Output the data below in full, byte for byte. Nothing may differ.
++++ GIVEN RECORDS ++++
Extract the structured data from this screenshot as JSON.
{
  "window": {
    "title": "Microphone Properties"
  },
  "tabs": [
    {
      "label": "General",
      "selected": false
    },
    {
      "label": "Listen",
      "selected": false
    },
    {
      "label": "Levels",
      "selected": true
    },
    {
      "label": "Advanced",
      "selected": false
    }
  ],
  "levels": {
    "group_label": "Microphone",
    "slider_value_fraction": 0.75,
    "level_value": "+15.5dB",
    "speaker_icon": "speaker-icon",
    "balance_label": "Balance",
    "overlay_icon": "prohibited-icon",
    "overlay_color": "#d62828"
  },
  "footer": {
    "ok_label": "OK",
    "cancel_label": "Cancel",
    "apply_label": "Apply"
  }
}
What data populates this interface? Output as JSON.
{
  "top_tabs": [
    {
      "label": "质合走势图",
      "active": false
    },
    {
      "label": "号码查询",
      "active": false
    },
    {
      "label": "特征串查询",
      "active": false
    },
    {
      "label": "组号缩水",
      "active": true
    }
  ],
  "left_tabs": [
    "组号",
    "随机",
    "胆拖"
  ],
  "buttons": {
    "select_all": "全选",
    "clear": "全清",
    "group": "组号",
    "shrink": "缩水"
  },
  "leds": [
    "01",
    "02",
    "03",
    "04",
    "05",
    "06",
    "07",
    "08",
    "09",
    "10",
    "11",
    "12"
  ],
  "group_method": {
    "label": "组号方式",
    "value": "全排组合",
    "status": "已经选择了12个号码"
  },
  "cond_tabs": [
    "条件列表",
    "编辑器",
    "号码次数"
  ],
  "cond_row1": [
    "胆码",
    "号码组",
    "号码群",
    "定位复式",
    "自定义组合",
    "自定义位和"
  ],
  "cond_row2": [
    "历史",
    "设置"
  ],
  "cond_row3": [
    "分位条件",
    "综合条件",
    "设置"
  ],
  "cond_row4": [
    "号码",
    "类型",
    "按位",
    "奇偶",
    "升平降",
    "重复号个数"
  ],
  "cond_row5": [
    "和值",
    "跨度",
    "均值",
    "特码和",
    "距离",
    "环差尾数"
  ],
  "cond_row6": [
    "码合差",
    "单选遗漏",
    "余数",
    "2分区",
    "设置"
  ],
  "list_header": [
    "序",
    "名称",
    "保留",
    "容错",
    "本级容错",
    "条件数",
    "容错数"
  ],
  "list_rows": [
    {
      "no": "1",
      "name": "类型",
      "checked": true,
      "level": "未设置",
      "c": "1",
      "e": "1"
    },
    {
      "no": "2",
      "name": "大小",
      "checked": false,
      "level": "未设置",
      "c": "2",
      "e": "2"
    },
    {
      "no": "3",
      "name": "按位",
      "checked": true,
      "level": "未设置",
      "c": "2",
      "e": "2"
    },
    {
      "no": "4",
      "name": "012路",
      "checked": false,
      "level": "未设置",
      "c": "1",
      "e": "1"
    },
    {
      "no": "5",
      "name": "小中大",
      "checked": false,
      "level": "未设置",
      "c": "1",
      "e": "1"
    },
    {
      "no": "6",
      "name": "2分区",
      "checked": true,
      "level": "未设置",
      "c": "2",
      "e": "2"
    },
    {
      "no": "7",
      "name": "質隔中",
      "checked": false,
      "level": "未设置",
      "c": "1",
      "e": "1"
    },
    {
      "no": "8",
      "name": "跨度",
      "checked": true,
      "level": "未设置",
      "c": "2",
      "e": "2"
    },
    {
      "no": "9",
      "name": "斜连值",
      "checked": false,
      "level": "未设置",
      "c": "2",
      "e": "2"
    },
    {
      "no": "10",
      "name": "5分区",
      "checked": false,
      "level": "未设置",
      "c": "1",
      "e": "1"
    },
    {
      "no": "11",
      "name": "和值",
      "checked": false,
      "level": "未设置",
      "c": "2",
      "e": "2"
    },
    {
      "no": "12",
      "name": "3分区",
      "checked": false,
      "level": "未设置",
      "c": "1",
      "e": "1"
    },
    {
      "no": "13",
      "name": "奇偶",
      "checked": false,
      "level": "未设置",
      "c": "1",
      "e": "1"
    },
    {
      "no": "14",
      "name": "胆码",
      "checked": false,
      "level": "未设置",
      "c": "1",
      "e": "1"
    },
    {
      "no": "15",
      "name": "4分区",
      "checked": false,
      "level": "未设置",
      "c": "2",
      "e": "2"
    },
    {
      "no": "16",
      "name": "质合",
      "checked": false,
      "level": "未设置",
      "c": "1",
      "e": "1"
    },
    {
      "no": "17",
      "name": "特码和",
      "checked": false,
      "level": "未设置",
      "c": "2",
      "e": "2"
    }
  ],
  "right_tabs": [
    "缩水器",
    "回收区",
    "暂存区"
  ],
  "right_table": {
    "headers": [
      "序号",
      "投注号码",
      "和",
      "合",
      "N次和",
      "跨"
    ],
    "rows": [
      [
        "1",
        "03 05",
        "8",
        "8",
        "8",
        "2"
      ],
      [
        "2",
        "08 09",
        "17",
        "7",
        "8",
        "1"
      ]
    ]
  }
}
++++
### WRITTEN REPLY
Extract the structured data from this screenshot as JSON.
{
  "window": {
    "title": "Microphone Properties"
  },
  "tabs": [
    {
      "label": "General",
      "selected": false
    },
    {
      "label": "Listen",
      "selected": false
    },
    {
      "label": "Levels",
      "selected": true
    },
    {
      "label": "Advanced",
      "selected": false
    }
  ],
  "levels": {
    "group_label": "Microphone",
    "slider_value_fraction": 0.75,
    "level_value": "+15.5dB",
    "speaker_icon": "speaker-icon",
    "balance_label": "Balance",
    "overlay_icon": "prohibited-icon",
    "overlay_color": "#d62828"
  },
  "footer": {
    "ok_label": "OK",
    "cancel_label": "Cancel",
    "apply_label": "Apply"
  }
}
What data populates this interface? Output as JSON.
{
  "top_tabs": [
    {
      "label": "质合走势图",
      "active": false
    },
    {
      "label": "号码查询",
      "active": false
    },
    {
      "label": "特征串查询",
      "active": false
    },
    {
      "label": "组号缩水",
      "active": true
    }
  ],
  "left_tabs": [
    "组号",
    "随机",
    "胆拖"
  ],
  "buttons": {
    "select_all": "全选",
    "clear": "全清",
    "group": "组号",
    "shrink": "缩水"
  },
  "leds": [
    "01",
    "02",
    "03",
    "04",
    "05",
    "06",
    "07",
    "08",
    "09",
    "10",
    "11",
    "12"
  ],
  "group_method": {
    "label": "组号方式",
    "value": "全排组合",
    "status": "已经选择了12个号码"
  },
  "cond_tabs": [
    "条件列表",
    "编辑器",
    "号码次数"
  ],
  "cond_row1": [
    "胆码",
    "号码组",
    "号码群",
    "定位复式",
    "自定义组合",
    "自定义位和"
  ],
  "cond_row2": [
    "历史",
    "设置"
  ],
  "cond_row3": [
    "分位条件",
    "综合条件",
    "设置"
  ],
  "cond_row4": [
    "号码",
    "类型",
    "按位",
    "奇偶",
    "升平降",
    "重复号个数"
  ],
  "cond_row5": [
    "和值",
    "跨度",
    "均值",
    "特码和",
    "距离",
    "环差尾数"
  ],
  "cond_row6": [
    "码合差",
    "单选遗漏",
    "余数",
    "2分区",
    "设置"
  ],
  "list_header": [
    "序",
    "名称",
    "保留",
    "容错",
    "本级容错",
    "条件数",
    "容错数"
  ],
  "list_rows": [
    {
      "no": "1",
      "name": "类型",
      "checked": true,
      "level": "未设置",
      "c": "1",
      "e": "1"
    },
    {
      "no": "2",
      "name": "大小",
      "checked": false,
      "level": "未设置",
      "c": "2",
      "e": "2"
    },
    {
      "no": "3",
      "name": "按位",
      "checked": true,
      "level": "未设置",
      "c": "2",
      "e": "2"
    },
    {
      "no": "4",
      "name": "012路",
      "checked": false,
      "level": "未设置",
      "c": "1",
      "e": "1"
    },
    {
      "no": "5",
      "name": "小中大",
      "checked": false,
      "level": "未设置",
      "c": "1",
      "e": "1"
    },
    {
      "no": "6",
      "name": "2分区",
      "checked": true,
      "level": "未设置",
      "c": "2",
      "e": "2"
    },
    {
      "no": "7",
      "name": "質隔中",
      "checked": false,
      "level": "未设置",
      "c": "1",
      "e": "1"
    },
    {
      "no": "8",
      "name": "跨度",
      "checked": true,
      "level": "未设置",
      "c": "2",
      "e": "2"
    },
    {
      "no": "9",
      "name": "斜连值",
      "checked": false,
      "level": "未设置",
      "c": "2",
      "e": "2"
    },
    {
      "no": "10",
      "name": "5分区",
      "checked": false,
      "level": "未设置",
      "c": "1",
      "e": "1"
    },
    {
      "no": "11",
      "name": "和值",
      "checked": false,
      "level": "未设置",
      "c": "2",
      "e": "2"
    },
    {
      "no": "12",
      "name": "3分区",
      "checked": false,
      "level": "未设置",
      "c": "1",
      "e": "1"
    },
    {
      "no": "13",
      "name": "奇偶",
      "checked": false,
      "level": "未设置",
      "c": "1",
      "e": "1"
    },
    {
      "no": "14",
      "name": "胆码",
      "checked": false,
      "level": "未设置",
      "c": "1",
      "e": "1"
    },
    {
      "no": "15",
      "name": "4分区",
      "checked": false,
      "level": "未设置",
      "c": "2",
      "e": "2"
    },
    {
      "no": "16",
      "name": "质合",
      "checked": false,
      "level": "未设置",
      "c": "1",
      "e": "1"
    },
    {
      "no": "17",
      "name": "特码和",
      "checked": false,
      "level": "未设置",
      "c": "2",
      "e": "2"
    }
  ],
  "right_tabs": [
    "缩水器",
    "回收区",
    "暂存区"
  ],
  "right_table": {
    "headers": [
      "序号",
      "投注号码",
      "和",
      "合",
      "N次和",
      "跨"
    ],
    "rows": [
      [
        "1",
        "03 05",
        "8",
        "8",
        "8",
        "2"
      ],
      [
        "2",
        "08 09",
        "17",
        "7",
        "8",
        "1"
      ]
    ]
  }
}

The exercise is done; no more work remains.